DIE AUFGABE: Gib aus den Einträgen unten die Zeilen unverändert wieder, beginnend mit der Zeile, die „- sidebar-label: اخبار: [195, 406, 223, 422]“ enthält, und endend mit der Zeile, die „- article-badge-bottom-right[interactable]: معارف“ enthält, beide eingeschlossen.

(Annotationen von Layout-Elementen)
--- --- ---

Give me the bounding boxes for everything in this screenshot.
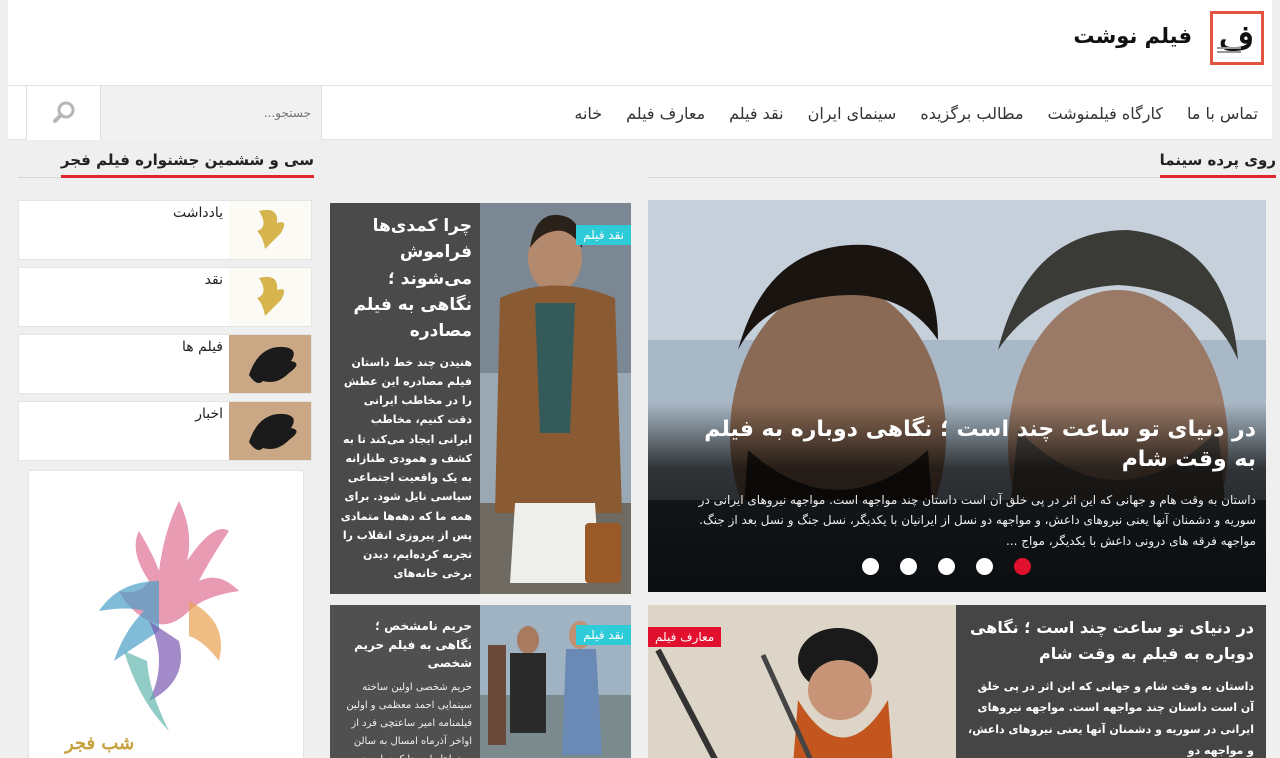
- sidebar-label: اخبار: [195, 406, 223, 422]
- festival-logo-dark-icon: [229, 335, 311, 393]
- nav-items: خانه معارف فیلم نقد فیلم سینمای ایران مط…: [574, 86, 1258, 140]
- section-title-main: روی پرده سینما: [648, 146, 1276, 178]
- article-text-main: چرا کمدی‌ها فراموش می‌شوند ؛ نگاهی به فی…: [330, 203, 480, 594]
- article-badge-bottom-right[interactable]: معارف فیلم: [648, 627, 722, 647]
- nav-item-contact[interactable]: تماس با ما: [1187, 104, 1258, 123]
- slider-dots: [862, 558, 1031, 575]
- site-logo[interactable]: ف: [1210, 11, 1264, 65]
- search-box: [100, 86, 322, 140]
- slider-dot[interactable]: [938, 558, 955, 575]
- sidebar-label: یادداشت: [173, 205, 223, 221]
- festival-poster[interactable]: شب فجر: [28, 470, 304, 758]
- slider-dot-active[interactable]: [1014, 558, 1031, 575]
- article-title-bottom-right[interactable]: در دنیای تو ساعت چند است ؛ نگاهی دوباره …: [966, 615, 1254, 668]
- logo-lines: [1217, 47, 1241, 53]
- section-title-sidebar: سی و ششمین جشنواره فیلم فجر: [18, 146, 314, 178]
- article-card-bottom-left[interactable]: نقد فیلم حریم نامشخص ؛ نگاهی به فیلم حری…: [330, 605, 631, 758]
- article-excerpt-bottom-right: داستان به وقت شام و جهانی که این اثر در …: [968, 679, 1254, 758]
- site-header: ف فیلم نوشت: [8, 0, 1272, 86]
- nav-item-home[interactable]: خانه: [574, 104, 602, 123]
- article-title-main[interactable]: چرا کمدی‌ها فراموش می‌شوند ؛ نگاهی به فی…: [338, 213, 472, 345]
- article-badge-bottom-left[interactable]: نقد فیلم: [576, 625, 631, 645]
- main-nav: خانه معارف فیلم نقد فیلم سینمای ایران مط…: [8, 86, 1272, 140]
- festival-logo-dark-icon: [229, 402, 311, 460]
- nav-item-iran-cinema[interactable]: سینمای ایران: [808, 104, 897, 123]
- search-input[interactable]: [101, 86, 321, 140]
- sidebar-label: فیلم ها: [182, 339, 223, 355]
- nav-item-featured[interactable]: مطالب برگزیده: [920, 104, 1023, 123]
- nav-item-workshop[interactable]: کارگاه فیلمنوشت: [1048, 104, 1163, 123]
- sidebar-item-notes[interactable]: یادداشت: [18, 200, 312, 260]
- article-excerpt-main: هنیدن چند خط داستان فیلم مصادره این عطش …: [340, 355, 472, 581]
- article-title-bottom-left[interactable]: حریم نامشخص ؛ نگاهی به فیلم حریم شخصی: [336, 617, 472, 673]
- sidebar-label: نقد: [204, 272, 223, 288]
- article-text-bottom-right: در دنیای تو ساعت چند است ؛ نگاهی دوباره …: [956, 605, 1266, 758]
- article-card-bottom-right[interactable]: معارف فیلم در دنیای تو ساعت چند است ؛ نگ…: [648, 605, 1266, 758]
- sidebar-item-review[interactable]: نقد: [18, 267, 312, 327]
- poster-signature: شب فجر: [65, 733, 135, 754]
- phoenix-illustration-icon: [99, 501, 239, 731]
- nav-item-film-review[interactable]: نقد فیلم: [729, 104, 783, 123]
- sidebar-item-news[interactable]: اخبار: [18, 401, 312, 461]
- slider-dot[interactable]: [976, 558, 993, 575]
- slider-excerpt: داستان به وقت هام و جهانی که این اثر در …: [698, 493, 1256, 548]
- article-excerpt-bottom-left: حریم شخصی اولین ساخته سینمایی احمد معظمی…: [346, 681, 472, 758]
- slider-dot[interactable]: [900, 558, 917, 575]
- festival-logo-gold-icon: [229, 268, 311, 326]
- section-title-sidebar-text: سی و ششمین جشنواره فیلم فجر: [60, 151, 314, 178]
- article-text-bottom-left: حریم نامشخص ؛ نگاهی به فیلم حریم شخصی حر…: [330, 605, 480, 758]
- festival-logo-gold-icon: [229, 201, 311, 259]
- slider-title[interactable]: در دنیای تو ساعت چند است ؛ نگاهی دوباره …: [696, 415, 1256, 474]
- sidebar-item-films[interactable]: فیلم ها: [18, 334, 312, 394]
- section-title-main-text: روی پرده سینما: [1159, 151, 1276, 178]
- article-badge-main[interactable]: نقد فیلم: [576, 225, 631, 245]
- nav-item-film-knowledge[interactable]: معارف فیلم: [626, 104, 705, 123]
- search-button[interactable]: [26, 86, 100, 140]
- site-title[interactable]: فیلم نوشت: [1073, 24, 1192, 48]
- search-icon: [53, 101, 75, 123]
- slider-dot[interactable]: [862, 558, 879, 575]
- article-card-main[interactable]: نقد فیلم چرا کمدی‌ها فراموش می‌شوند ؛ نگ…: [330, 203, 631, 594]
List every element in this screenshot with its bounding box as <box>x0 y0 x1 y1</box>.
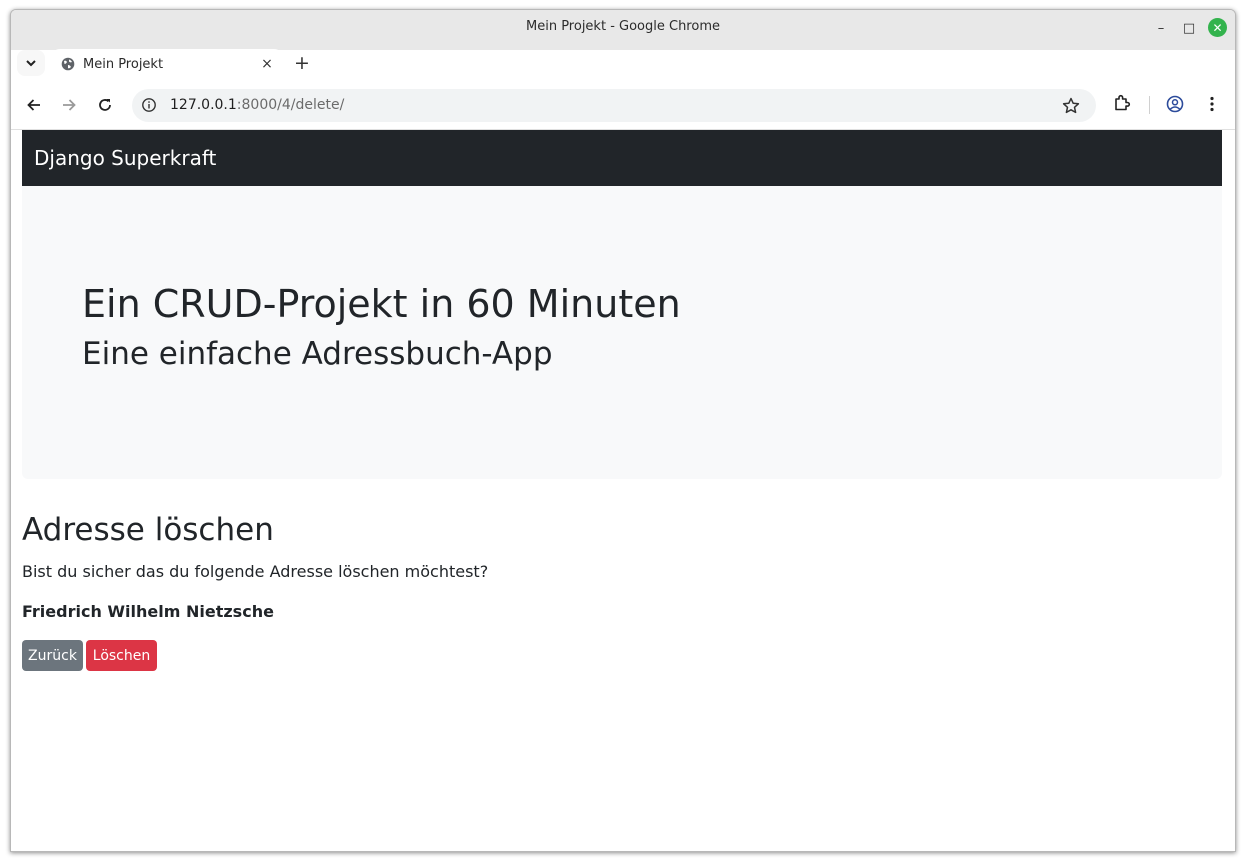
forward-icon <box>63 99 76 111</box>
url-path: :8000/4/delete/ <box>236 97 345 113</box>
back-button[interactable] <box>22 93 46 117</box>
browser-window: Mein Projekt - Google Chrome – □ ✕ Mein … <box>10 9 1236 852</box>
toolbar-divider <box>1149 96 1150 114</box>
forward-button[interactable] <box>57 93 81 117</box>
maximize-button[interactable]: □ <box>1179 18 1199 38</box>
delete-button[interactable]: Löschen <box>86 640 157 671</box>
minimize-button[interactable]: – <box>1151 18 1171 38</box>
jumbotron: Ein CRUD-Projekt in 60 Minuten Eine einf… <box>22 186 1222 479</box>
page-title: Adresse löschen <box>22 512 274 548</box>
tab-mein-projekt[interactable]: Mein Projekt × <box>51 49 283 82</box>
extensions-icon[interactable] <box>1112 93 1132 113</box>
new-tab-button[interactable]: + <box>291 52 313 74</box>
tab-expand-icon <box>26 60 36 67</box>
confirm-question: Bist du sicher das du folgende Adresse l… <box>22 562 489 581</box>
jumbotron-subtitle: Eine einfache Adressbuch-App <box>82 336 553 372</box>
url-host: 127.0.0.1 <box>170 97 237 113</box>
back-icon <box>27 99 40 111</box>
title-bar: Mein Projekt - Google Chrome – □ ✕ <box>11 10 1235 50</box>
window-title: Mein Projekt - Google Chrome <box>526 19 720 34</box>
globe-icon <box>61 57 75 71</box>
info-icon[interactable] <box>141 97 157 113</box>
site-navbar: Django Superkraft <box>22 130 1222 186</box>
jumbotron-title: Ein CRUD-Projekt in 60 Minuten <box>82 282 681 326</box>
tab-close-button[interactable]: × <box>258 55 276 73</box>
close-window-button[interactable]: ✕ <box>1208 18 1227 37</box>
reload-icon <box>99 99 111 111</box>
tab-search-button[interactable] <box>17 50 45 76</box>
tab-title: Mein Projekt <box>83 57 164 72</box>
star-icon[interactable] <box>1061 96 1081 116</box>
page-content: Django Superkraft Ein CRUD-Projekt in 60… <box>11 130 1235 851</box>
back-link-button[interactable]: Zurück <box>22 640 83 671</box>
navbar-brand[interactable]: Django Superkraft <box>34 146 216 170</box>
profile-icon[interactable] <box>1165 94 1185 114</box>
desktop: Mein Projekt - Google Chrome – □ ✕ Mein … <box>0 0 1250 866</box>
reload-button[interactable] <box>93 93 117 117</box>
menu-icon[interactable] <box>1202 94 1222 114</box>
address-bar[interactable]: 127.0.0.1:8000/4/delete/ <box>132 89 1096 122</box>
address-name: Friedrich Wilhelm Nietzsche <box>22 602 274 621</box>
browser-toolbar: 127.0.0.1:8000/4/delete/ <box>11 82 1235 130</box>
url-text[interactable]: 127.0.0.1:8000/4/delete/ <box>170 97 344 113</box>
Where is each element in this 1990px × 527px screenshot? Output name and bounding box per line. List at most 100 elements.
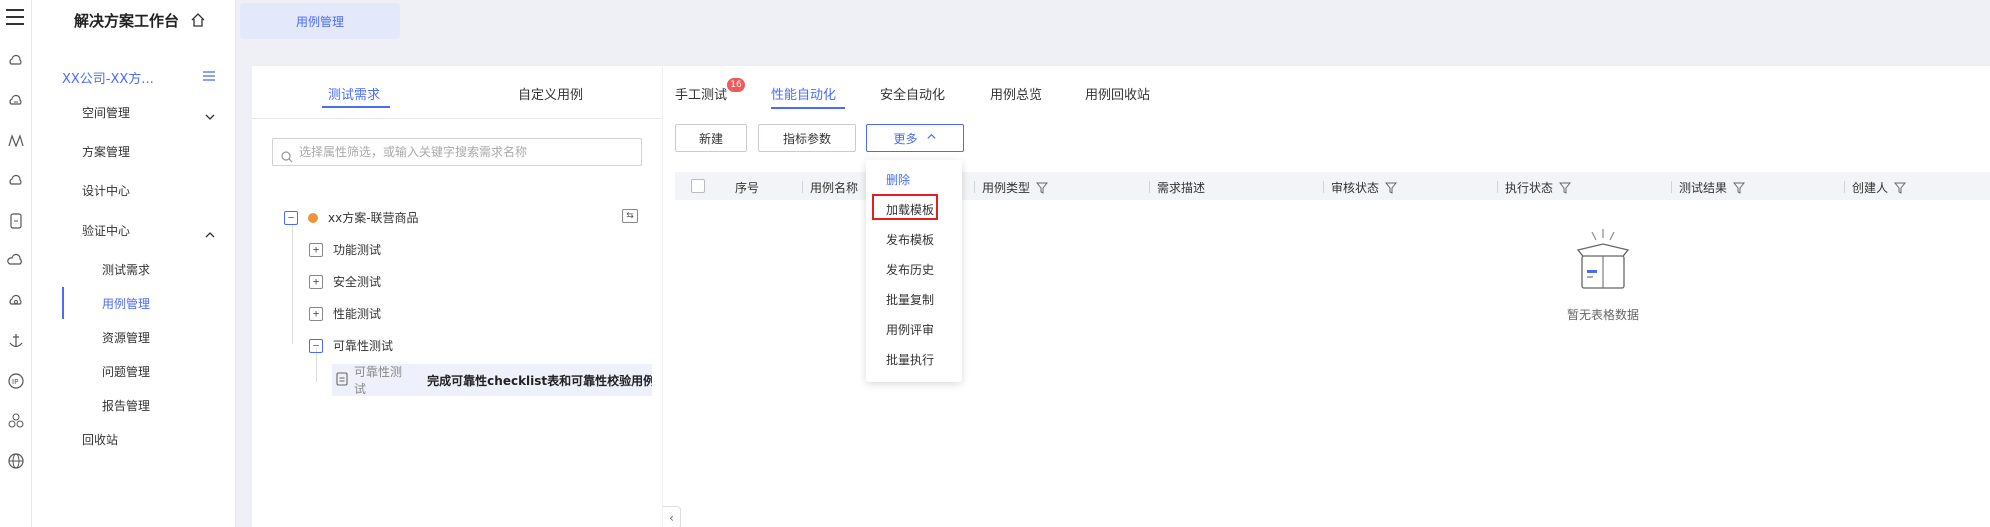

--- --- ---

ERGEBNIS:
- sidebar-label: اخبار: [195, 406, 223, 422]
- festival-logo-dark-icon: [229, 335, 311, 393]
- nav-items: خانه معارف فیلم نقد فیلم سینمای ایران مط…: [574, 86, 1258, 140]
- section-title-main: روی پرده سینما: [648, 146, 1276, 178]
- article-text-main: چرا کمدی‌ها فراموش می‌شوند ؛ نگاهی به فی…: [330, 203, 480, 594]
- article-badge-bottom-right[interactable]: معارف فیلم: [648, 627, 722, 647]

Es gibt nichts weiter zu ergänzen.